- SHORT EXERCISE
Select all lines with the string "górnej" in them, and copy those lines.

- EXTRACTED INFORMATION
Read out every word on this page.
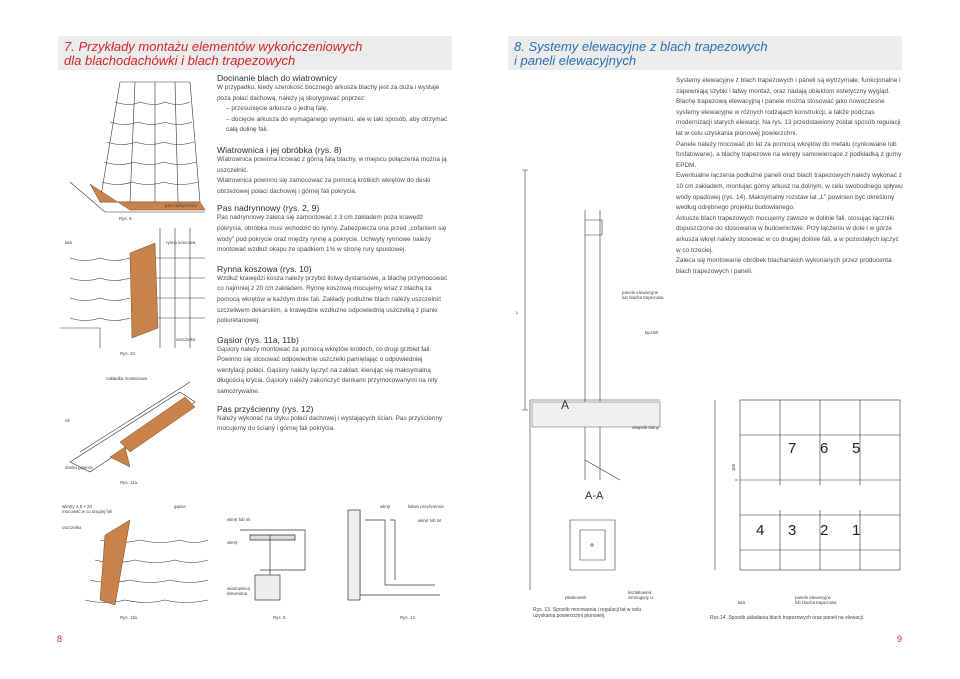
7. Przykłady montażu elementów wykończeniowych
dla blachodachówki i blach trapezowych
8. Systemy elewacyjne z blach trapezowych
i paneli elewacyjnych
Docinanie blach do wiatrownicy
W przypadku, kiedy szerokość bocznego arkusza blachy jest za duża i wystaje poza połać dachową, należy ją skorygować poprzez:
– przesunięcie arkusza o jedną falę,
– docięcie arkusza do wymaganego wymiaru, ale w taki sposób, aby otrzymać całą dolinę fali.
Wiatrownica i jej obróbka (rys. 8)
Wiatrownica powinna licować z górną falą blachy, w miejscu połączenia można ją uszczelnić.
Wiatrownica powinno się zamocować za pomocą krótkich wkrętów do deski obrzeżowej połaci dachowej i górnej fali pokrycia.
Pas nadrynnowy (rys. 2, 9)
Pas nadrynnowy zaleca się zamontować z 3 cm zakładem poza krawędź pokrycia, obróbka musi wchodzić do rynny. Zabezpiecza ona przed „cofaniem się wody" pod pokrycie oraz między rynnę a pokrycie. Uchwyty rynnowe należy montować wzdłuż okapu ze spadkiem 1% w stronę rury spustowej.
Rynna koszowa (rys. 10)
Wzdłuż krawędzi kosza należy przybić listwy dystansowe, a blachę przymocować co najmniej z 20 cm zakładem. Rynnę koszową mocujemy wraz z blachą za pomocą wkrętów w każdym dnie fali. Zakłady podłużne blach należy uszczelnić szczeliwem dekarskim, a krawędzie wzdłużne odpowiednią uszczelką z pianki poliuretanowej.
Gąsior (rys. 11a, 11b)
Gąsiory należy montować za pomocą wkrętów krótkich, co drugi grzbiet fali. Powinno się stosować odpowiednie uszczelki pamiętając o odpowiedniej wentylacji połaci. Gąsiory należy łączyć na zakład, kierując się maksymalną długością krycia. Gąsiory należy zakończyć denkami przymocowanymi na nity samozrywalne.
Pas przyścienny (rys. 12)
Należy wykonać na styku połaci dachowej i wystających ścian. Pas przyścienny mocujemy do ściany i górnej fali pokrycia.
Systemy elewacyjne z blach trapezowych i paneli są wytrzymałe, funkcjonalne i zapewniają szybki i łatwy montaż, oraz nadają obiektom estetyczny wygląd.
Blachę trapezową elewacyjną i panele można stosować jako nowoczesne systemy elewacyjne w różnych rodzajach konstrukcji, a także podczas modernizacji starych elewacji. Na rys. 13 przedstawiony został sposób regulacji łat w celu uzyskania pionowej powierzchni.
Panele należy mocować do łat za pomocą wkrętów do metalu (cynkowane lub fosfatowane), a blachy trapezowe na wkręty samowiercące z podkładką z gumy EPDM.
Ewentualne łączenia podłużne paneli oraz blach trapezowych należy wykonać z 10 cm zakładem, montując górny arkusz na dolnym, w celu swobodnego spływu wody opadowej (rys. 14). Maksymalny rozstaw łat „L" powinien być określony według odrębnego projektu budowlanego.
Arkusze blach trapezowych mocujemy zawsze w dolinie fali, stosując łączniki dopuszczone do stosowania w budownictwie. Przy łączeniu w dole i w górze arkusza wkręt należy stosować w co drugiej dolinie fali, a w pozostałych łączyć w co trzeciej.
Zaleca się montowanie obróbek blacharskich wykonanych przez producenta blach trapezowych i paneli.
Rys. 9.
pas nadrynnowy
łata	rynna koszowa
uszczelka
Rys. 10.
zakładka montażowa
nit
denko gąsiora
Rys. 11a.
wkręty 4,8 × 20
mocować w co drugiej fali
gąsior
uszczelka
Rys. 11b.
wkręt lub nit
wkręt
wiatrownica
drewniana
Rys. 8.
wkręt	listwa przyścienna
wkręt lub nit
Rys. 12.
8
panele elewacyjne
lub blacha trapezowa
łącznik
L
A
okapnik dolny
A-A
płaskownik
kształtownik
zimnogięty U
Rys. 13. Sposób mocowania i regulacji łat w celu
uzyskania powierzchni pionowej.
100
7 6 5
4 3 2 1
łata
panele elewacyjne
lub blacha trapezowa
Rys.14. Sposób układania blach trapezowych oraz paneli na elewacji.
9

...

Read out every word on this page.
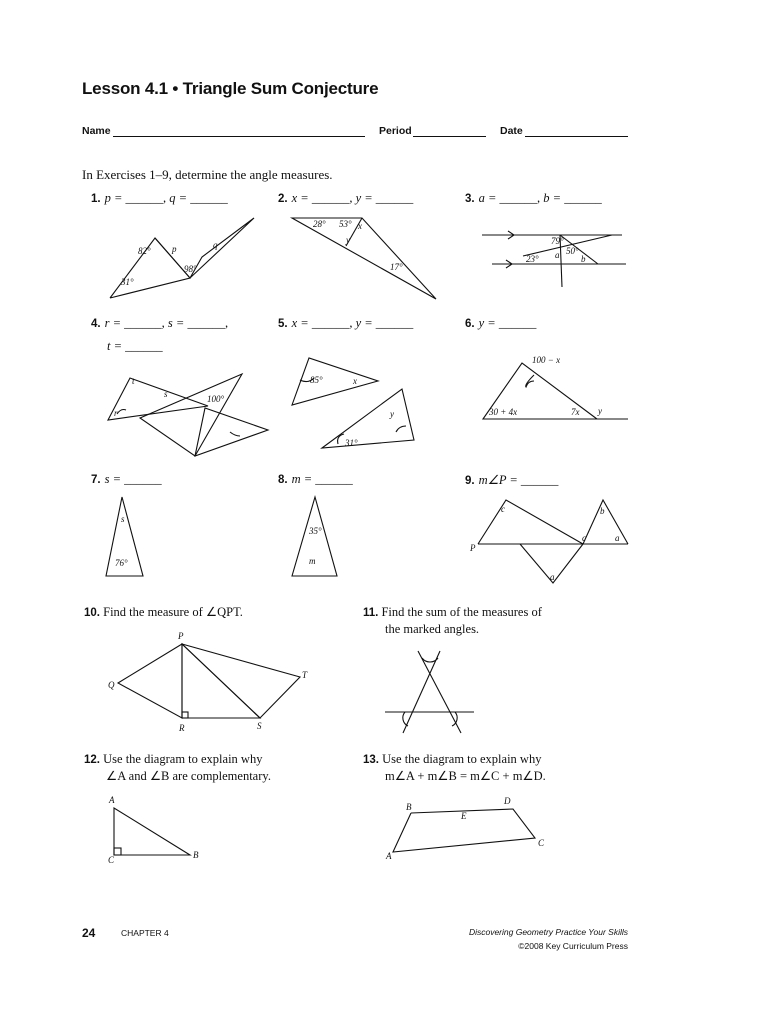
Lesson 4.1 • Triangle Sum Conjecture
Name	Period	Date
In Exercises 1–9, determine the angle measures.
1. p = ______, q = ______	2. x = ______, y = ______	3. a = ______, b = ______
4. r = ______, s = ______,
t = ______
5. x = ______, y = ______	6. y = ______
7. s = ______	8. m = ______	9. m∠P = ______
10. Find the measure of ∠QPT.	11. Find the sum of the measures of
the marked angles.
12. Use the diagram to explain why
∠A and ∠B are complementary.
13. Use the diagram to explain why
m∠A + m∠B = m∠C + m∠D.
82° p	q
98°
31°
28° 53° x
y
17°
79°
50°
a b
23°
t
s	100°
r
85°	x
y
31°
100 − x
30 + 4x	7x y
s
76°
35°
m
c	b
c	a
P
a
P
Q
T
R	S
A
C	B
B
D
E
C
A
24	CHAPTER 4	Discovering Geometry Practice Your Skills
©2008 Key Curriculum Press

- WRITTEN ANSWER
Wiatrownica powinno się zamocować za pomocą krótkich wkrętów do deski obrzeżowej połaci dachowej i górnej fali pokrycia.
Należy wykonać na styku połaci dachowej i wystających ścian. Pas przyścienny mocujemy do ściany i górnej fali pokrycia.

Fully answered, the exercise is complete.